[Problem to work on]: Find and copy each line of the records where the string "JSON" shows up.

>> start Provided records

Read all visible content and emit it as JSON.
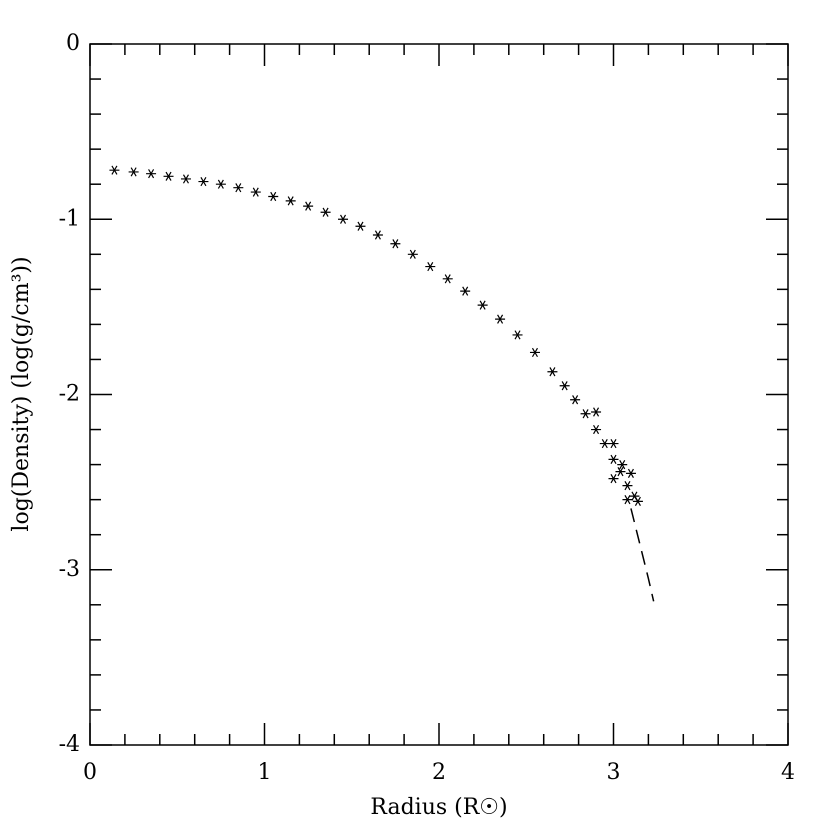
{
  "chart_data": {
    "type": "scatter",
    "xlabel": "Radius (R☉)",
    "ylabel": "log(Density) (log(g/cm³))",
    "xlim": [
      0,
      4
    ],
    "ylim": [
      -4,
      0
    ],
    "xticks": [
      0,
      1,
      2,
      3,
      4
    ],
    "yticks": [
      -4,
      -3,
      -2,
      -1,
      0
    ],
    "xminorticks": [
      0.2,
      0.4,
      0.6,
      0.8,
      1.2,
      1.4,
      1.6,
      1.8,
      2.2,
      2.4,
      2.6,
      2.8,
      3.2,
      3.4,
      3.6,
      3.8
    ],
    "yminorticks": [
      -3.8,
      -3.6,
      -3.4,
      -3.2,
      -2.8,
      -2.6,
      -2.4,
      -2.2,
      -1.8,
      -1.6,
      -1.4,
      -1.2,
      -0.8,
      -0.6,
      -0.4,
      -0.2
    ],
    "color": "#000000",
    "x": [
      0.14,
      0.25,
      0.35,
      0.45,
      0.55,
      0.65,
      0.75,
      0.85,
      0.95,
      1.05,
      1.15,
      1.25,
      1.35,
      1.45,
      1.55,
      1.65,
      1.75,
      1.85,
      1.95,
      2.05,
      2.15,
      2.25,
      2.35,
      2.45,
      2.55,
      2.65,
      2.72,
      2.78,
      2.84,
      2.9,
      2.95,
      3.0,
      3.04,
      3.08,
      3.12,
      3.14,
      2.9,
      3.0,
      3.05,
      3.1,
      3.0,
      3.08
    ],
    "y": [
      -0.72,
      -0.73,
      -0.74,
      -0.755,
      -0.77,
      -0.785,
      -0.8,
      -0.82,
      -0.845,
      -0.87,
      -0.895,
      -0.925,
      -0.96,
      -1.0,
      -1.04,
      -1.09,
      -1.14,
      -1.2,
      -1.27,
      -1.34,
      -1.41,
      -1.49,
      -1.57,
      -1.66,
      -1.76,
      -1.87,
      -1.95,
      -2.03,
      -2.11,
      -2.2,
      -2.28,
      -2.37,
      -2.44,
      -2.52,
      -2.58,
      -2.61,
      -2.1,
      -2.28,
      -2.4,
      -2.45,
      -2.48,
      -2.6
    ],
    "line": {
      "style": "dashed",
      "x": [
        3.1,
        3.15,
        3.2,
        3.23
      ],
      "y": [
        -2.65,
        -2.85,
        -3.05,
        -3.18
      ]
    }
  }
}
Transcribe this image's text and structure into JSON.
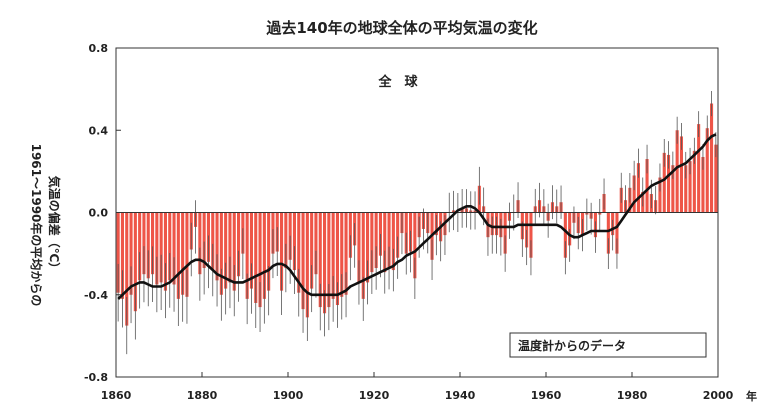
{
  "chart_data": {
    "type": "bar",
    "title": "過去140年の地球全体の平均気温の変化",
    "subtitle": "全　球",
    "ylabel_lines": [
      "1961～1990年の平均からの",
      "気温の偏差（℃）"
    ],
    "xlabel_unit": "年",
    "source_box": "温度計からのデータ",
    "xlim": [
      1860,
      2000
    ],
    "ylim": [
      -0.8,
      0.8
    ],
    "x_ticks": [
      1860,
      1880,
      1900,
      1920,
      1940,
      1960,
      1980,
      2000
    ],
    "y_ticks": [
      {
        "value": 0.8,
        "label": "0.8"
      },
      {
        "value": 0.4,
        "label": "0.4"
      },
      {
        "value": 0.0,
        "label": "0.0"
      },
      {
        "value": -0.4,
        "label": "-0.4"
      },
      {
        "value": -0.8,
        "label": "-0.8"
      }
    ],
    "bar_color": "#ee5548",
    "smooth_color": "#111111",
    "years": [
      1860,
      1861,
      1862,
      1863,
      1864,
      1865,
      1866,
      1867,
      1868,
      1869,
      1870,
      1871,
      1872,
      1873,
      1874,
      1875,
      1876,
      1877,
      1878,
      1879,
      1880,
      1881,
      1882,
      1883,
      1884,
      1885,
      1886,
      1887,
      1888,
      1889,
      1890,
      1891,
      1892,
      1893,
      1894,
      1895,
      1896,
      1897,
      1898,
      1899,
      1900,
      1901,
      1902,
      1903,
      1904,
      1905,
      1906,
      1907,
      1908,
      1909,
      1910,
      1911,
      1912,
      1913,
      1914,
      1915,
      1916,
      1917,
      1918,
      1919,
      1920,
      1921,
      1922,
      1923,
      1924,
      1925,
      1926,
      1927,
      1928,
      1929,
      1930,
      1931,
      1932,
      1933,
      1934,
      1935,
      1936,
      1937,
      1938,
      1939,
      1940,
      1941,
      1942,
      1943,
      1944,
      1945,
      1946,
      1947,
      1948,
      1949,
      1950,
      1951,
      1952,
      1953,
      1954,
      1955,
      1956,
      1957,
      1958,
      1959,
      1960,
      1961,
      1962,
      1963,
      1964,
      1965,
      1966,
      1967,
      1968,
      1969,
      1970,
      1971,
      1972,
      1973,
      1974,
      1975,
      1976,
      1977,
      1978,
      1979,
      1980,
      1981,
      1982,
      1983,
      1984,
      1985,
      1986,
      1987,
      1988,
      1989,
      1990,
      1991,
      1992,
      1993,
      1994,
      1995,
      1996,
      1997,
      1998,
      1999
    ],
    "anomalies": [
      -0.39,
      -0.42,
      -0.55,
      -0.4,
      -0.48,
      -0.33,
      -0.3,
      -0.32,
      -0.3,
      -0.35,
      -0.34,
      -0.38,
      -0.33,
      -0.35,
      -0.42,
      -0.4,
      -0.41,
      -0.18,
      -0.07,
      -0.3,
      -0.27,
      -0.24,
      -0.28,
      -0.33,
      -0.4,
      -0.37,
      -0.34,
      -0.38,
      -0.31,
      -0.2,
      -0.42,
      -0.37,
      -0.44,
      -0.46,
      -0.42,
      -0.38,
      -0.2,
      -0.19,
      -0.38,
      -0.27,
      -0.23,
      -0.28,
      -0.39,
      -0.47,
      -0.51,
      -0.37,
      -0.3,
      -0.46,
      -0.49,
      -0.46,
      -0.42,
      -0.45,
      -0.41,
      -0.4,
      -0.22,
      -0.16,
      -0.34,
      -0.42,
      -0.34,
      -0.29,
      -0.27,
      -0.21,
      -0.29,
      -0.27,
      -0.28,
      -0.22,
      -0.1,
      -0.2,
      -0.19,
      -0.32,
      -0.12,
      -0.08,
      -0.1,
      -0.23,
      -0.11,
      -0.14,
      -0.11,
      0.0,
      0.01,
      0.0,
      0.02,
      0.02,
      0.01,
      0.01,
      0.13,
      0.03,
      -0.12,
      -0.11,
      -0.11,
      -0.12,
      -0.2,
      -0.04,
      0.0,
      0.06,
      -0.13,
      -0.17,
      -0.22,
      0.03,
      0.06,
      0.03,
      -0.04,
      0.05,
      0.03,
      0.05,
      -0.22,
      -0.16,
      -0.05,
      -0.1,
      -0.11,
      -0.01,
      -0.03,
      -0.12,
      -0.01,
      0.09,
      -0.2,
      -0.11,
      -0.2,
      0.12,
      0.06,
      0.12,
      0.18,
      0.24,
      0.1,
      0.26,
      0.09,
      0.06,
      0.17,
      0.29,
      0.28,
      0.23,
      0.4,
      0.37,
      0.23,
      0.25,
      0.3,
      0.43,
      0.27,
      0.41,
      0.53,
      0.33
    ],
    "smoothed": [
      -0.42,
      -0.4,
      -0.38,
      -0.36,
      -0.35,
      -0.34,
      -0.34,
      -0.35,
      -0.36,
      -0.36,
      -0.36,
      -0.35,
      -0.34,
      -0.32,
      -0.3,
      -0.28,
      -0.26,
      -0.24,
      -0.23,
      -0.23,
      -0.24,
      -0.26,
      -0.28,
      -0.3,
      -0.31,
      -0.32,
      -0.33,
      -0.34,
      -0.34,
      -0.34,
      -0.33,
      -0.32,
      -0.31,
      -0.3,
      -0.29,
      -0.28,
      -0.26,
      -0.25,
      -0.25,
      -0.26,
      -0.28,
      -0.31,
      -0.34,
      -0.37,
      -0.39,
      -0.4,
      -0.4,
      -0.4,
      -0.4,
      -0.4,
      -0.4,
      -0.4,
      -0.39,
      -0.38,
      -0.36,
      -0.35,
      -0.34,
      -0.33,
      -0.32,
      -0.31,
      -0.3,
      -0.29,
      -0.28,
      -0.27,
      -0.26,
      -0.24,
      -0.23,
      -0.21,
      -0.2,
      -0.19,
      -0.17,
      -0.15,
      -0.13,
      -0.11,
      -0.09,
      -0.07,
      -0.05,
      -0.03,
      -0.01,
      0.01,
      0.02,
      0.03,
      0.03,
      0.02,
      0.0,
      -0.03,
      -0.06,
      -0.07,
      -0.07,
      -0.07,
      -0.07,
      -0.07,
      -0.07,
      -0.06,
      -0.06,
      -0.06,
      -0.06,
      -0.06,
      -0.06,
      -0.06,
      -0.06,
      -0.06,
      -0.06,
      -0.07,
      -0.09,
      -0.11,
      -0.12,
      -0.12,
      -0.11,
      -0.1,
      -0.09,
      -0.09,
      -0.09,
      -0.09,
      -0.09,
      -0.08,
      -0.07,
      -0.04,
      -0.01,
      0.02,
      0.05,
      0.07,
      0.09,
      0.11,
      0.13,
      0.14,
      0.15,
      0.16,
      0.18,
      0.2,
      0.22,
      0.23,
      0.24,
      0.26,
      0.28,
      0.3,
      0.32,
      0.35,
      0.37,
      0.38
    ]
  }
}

>> end Provided records

[Solution for this problem]:
Read all visible content and emit it as JSON.
Transcribe this image's text and structure into JSON.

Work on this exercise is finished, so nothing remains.